## 作業項目
以下に掲げる『物語スペインの歴史 人物篇』の読書ノートを、一字一句変えずに全文出力してください。

## 原文
_ _ _ _

りぼんの読書ノート

Yahooブログから移行してきた読書ノートです

物語スペインの歴史 人物篇(岩根圀和)

『物語スペインの歴史』の姉妹編です・・と書き始めて、本編が未読であったことに気付きました。そちらも読んでおかないといけませんね。ともあれ本書では、ほとんど戦争に関わる本史では欠落してしまった、「スペインの大地に花開いた中世以来の芳醇な文化の薫り」を伝えるべく、各時代の文化を代表する人物が紹介されています。6人に絞り込むことが至難の作業であったことは、想像に難くありません。

 

「騎士エル・シド

スペイン・ウマイヤ朝が崩壊して30ものイスラム小王国に分裂した11世紀のスペインで、レコンキスタが本格化していきます。その時代に活躍して吟遊詩人の歌や叙事詩に名を遺す騎士「エル・シド」は、実在した人物です。もっともキリスト教のために闘った戦士というより、成功してバレンシア城主となった傭兵隊長というほうが史実に近いようです。

 

「女王フアナ」

_ _ _ _

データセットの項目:

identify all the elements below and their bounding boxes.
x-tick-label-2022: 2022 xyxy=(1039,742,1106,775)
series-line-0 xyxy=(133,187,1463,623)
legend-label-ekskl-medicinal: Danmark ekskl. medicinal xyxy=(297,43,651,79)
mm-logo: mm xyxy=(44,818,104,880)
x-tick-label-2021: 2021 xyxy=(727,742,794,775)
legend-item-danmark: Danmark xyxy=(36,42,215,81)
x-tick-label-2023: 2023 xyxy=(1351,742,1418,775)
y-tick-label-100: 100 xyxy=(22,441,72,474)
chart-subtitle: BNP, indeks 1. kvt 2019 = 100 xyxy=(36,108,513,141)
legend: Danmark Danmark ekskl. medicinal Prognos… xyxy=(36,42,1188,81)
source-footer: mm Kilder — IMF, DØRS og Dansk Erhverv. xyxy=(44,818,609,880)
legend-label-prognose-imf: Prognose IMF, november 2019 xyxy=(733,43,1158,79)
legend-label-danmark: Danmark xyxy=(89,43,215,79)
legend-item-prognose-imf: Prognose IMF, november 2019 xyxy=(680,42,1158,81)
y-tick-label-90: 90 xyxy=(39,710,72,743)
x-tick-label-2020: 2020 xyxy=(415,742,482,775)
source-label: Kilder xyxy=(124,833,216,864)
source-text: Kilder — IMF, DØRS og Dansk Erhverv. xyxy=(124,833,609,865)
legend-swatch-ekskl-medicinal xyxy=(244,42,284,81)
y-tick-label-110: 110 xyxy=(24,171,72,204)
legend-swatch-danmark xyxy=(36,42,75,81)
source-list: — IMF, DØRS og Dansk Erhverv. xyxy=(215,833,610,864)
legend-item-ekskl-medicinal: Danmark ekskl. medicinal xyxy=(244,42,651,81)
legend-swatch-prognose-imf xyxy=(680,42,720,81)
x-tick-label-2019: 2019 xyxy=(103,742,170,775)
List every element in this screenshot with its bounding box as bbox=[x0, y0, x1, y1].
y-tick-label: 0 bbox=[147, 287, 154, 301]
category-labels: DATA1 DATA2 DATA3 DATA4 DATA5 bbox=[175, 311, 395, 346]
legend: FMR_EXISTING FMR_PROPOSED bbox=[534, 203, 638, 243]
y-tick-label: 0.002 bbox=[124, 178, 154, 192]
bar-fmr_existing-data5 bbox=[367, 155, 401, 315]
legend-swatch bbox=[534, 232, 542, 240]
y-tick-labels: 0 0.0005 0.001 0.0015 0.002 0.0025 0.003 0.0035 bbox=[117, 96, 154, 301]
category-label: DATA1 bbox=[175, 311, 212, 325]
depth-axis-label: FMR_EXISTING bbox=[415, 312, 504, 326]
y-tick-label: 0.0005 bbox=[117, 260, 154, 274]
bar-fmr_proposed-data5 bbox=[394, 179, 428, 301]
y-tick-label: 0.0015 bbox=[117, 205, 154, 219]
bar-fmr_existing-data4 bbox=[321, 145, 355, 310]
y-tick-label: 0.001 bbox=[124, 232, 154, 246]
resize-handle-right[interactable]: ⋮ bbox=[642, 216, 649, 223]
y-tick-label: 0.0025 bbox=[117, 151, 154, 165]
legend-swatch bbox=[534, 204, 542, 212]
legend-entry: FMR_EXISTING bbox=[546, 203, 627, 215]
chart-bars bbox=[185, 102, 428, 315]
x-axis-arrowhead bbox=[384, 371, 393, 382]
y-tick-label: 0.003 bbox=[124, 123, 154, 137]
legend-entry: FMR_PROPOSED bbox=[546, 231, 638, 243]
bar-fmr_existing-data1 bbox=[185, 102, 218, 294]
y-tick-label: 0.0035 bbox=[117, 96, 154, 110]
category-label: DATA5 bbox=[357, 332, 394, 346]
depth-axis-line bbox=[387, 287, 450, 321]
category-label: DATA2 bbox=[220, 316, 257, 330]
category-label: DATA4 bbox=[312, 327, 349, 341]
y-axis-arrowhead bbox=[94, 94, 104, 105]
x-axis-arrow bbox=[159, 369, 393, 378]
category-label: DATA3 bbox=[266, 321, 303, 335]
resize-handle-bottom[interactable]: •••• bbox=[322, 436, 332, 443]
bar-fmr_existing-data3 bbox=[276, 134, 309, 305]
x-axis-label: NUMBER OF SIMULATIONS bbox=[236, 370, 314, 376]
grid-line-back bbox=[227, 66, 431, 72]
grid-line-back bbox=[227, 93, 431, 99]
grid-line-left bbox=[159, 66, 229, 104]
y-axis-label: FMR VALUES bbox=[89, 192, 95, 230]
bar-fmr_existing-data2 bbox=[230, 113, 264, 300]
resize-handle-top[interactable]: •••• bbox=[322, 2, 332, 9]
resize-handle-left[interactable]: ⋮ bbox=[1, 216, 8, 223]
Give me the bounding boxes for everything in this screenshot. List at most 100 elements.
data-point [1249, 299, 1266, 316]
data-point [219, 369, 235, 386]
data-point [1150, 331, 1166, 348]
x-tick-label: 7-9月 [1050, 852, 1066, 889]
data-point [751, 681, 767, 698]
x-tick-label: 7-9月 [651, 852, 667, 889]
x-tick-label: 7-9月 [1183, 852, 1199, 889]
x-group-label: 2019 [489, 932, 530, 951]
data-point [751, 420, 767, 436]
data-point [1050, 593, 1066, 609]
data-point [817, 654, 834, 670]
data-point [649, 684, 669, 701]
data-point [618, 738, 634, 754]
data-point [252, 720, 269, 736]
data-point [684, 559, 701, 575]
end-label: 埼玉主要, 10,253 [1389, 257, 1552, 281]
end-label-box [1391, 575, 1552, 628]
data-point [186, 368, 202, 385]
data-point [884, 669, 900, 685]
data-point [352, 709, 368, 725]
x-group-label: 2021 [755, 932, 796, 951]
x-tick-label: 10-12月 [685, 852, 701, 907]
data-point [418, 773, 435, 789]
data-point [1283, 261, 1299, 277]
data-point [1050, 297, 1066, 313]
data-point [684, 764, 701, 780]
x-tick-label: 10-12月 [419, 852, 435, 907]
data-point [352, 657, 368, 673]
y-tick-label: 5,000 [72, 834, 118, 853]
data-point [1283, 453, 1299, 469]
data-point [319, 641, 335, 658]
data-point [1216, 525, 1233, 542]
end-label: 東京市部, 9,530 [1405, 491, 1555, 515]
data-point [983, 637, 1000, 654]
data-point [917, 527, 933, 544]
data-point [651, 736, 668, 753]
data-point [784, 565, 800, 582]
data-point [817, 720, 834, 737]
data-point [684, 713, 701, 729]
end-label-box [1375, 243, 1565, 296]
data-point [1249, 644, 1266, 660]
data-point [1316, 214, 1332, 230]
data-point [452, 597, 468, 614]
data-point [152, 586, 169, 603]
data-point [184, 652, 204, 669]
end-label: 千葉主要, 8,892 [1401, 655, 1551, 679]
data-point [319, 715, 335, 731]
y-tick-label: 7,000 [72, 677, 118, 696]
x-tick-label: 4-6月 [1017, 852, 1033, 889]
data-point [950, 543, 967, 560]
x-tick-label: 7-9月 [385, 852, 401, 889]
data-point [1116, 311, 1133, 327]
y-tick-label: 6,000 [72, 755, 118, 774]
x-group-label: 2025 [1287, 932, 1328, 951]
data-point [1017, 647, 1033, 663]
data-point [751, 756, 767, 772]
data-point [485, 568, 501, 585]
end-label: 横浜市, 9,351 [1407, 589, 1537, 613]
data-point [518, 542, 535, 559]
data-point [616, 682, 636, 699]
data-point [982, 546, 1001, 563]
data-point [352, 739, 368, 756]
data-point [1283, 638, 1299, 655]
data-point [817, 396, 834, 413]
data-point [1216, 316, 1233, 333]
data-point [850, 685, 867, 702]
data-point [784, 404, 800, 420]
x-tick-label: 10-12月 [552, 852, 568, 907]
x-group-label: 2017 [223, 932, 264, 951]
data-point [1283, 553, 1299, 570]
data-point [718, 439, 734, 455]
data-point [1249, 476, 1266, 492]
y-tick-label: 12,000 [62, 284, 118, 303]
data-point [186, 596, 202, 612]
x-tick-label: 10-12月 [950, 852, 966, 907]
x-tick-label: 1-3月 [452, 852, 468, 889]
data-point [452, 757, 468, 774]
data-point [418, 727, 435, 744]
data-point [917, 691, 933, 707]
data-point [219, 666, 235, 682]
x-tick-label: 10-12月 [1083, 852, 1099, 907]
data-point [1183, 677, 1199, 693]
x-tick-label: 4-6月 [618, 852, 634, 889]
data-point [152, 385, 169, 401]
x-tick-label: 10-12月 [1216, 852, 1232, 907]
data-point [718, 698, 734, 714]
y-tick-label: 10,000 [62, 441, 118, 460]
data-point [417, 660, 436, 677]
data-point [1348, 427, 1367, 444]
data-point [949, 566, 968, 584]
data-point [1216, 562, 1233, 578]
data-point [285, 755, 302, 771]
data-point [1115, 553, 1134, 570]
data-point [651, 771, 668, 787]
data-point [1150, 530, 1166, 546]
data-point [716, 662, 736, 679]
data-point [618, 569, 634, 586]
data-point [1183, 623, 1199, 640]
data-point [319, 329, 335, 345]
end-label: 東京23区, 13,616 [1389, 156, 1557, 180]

_ _ _ _

## 回答
りぼんの読書ノート

Yahooブログから移行してきた読書ノートです

物語スペインの歴史 人物篇(岩根圀和)

『物語スペインの歴史』の姉妹編です・・と書き始めて、本編が未読であったことに気付きました。そちらも読んでおかないといけませんね。ともあれ本書では、ほとんど戦争に関わる本史では欠落してしまった、「スペインの大地に花開いた中世以来の芳醇な文化の薫り」を伝えるべく、各時代の文化を代表する人物が紹介されています。6人に絞り込むことが至難の作業であったことは、想像に難くありません。

 

「騎士エル・シド

スペイン・ウマイヤ朝が崩壊して30ものイスラム小王国に分裂した11世紀のスペインで、レコンキスタが本格化していきます。その時代に活躍して吟遊詩人の歌や叙事詩に名を遺す騎士「エル・シド」は、実在した人物です。もっともキリスト教のために闘った戦士というより、成功してバレンシア城主となった傭兵隊長というほうが史実に近いようです。

 

「女王フアナ」